### OBJECTIVE
Go through the lines below. Copy those with "invalidation".
- - - - -
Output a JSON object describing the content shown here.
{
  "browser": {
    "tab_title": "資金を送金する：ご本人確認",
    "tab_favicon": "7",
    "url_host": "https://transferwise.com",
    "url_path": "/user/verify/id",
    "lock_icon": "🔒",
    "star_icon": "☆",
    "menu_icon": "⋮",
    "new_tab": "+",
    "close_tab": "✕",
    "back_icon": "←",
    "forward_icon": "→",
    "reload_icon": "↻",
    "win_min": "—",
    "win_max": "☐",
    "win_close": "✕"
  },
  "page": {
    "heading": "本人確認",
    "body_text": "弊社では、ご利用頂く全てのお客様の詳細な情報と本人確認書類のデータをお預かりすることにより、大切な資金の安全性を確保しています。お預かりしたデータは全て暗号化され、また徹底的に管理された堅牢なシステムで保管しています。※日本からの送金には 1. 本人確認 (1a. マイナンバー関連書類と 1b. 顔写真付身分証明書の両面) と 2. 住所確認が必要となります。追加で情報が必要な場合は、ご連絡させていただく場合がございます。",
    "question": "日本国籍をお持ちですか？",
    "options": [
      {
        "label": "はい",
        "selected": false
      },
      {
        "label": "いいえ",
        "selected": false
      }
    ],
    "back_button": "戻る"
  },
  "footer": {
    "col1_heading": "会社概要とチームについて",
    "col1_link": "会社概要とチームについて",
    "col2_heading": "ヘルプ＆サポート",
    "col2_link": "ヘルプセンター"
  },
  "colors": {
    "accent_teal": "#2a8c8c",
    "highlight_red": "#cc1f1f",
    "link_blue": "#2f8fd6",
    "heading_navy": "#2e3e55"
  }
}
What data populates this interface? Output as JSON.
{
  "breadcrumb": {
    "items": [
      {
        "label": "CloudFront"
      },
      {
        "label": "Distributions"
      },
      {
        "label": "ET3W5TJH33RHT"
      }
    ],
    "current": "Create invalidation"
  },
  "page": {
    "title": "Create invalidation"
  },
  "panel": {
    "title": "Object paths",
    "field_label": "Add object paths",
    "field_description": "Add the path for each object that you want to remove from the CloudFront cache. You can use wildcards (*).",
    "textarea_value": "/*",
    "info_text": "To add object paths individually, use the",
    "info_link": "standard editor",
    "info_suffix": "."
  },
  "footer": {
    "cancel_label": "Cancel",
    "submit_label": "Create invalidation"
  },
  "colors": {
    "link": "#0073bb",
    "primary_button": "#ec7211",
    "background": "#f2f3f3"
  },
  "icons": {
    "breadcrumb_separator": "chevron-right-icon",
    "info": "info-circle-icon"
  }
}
- - - - -
### THE RESULT
    "current": "Create invalidation"
    "title": "Create invalidation"
    "submit_label": "Create invalidation"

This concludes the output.